>> Begin Exercise materials

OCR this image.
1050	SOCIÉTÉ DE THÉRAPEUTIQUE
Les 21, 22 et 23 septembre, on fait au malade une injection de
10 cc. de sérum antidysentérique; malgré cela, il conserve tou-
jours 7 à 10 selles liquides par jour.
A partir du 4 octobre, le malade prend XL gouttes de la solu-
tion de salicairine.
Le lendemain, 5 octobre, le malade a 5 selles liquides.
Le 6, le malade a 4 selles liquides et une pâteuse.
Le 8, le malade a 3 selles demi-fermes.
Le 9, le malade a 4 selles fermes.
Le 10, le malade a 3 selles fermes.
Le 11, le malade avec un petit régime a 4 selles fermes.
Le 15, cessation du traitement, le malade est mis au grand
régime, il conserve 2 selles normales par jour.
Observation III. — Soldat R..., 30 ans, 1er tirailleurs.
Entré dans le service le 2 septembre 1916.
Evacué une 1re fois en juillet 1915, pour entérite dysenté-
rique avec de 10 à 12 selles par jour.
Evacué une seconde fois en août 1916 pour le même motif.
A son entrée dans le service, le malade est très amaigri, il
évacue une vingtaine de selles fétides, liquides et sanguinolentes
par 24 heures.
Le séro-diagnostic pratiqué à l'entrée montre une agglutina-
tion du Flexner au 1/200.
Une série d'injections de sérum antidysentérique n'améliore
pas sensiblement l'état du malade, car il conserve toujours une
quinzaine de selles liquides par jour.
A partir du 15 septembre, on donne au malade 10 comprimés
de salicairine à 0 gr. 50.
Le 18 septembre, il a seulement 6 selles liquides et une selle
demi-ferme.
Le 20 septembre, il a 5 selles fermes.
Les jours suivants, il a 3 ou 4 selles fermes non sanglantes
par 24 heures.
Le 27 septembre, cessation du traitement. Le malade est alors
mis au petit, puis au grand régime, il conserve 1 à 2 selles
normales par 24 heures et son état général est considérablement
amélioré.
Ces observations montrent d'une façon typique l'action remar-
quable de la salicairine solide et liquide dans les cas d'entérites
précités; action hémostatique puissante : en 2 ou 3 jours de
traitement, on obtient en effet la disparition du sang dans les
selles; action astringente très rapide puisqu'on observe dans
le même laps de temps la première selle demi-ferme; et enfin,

>> End Exercise materials

=== Given task ===
Return the entries above exactly, each one complete.

=== Result for this exercise ===
OCR this image.
1050	SOCIÉTÉ DE THÉRAPEUTIQUE
Les 21, 22 et 23 septembre, on fait au malade une injection de
10 cc. de sérum antidysentérique; malgré cela, il conserve tou-
jours 7 à 10 selles liquides par jour.
A partir du 4 octobre, le malade prend XL gouttes de la solu-
tion de salicairine.
Le lendemain, 5 octobre, le malade a 5 selles liquides.
Le 6, le malade a 4 selles liquides et une pâteuse.
Le 8, le malade a 3 selles demi-fermes.
Le 9, le malade a 4 selles fermes.
Le 10, le malade a 3 selles fermes.
Le 11, le malade avec un petit régime a 4 selles fermes.
Le 15, cessation du traitement, le malade est mis au grand
régime, il conserve 2 selles normales par jour.
Observation III. — Soldat R..., 30 ans, 1er tirailleurs.
Entré dans le service le 2 septembre 1916.
Evacué une 1re fois en juillet 1915, pour entérite dysenté-
rique avec de 10 à 12 selles par jour.
Evacué une seconde fois en août 1916 pour le même motif.
A son entrée dans le service, le malade est très amaigri, il
évacue une vingtaine de selles fétides, liquides et sanguinolentes
par 24 heures.
Le séro-diagnostic pratiqué à l'entrée montre une agglutina-
tion du Flexner au 1/200.
Une série d'injections de sérum antidysentérique n'améliore
pas sensiblement l'état du malade, car il conserve toujours une
quinzaine de selles liquides par jour.
A partir du 15 septembre, on donne au malade 10 comprimés
de salicairine à 0 gr. 50.
Le 18 septembre, il a seulement 6 selles liquides et une selle
demi-ferme.
Le 20 septembre, il a 5 selles fermes.
Les jours suivants, il a 3 ou 4 selles fermes non sanglantes
par 24 heures.
Le 27 septembre, cessation du traitement. Le malade est alors
mis au petit, puis au grand régime, il conserve 1 à 2 selles
normales par 24 heures et son état général est considérablement
amélioré.
Ces observations montrent d'une façon typique l'action remar-
quable de la salicairine solide et liquide dans les cas d'entérites
précités; action hémostatique puissante : en 2 ou 3 jours de
traitement, on obtient en effet la disparition du sang dans les
selles; action astringente très rapide puisqu'on observe dans
le même laps de temps la première selle demi-ferme; et enfin,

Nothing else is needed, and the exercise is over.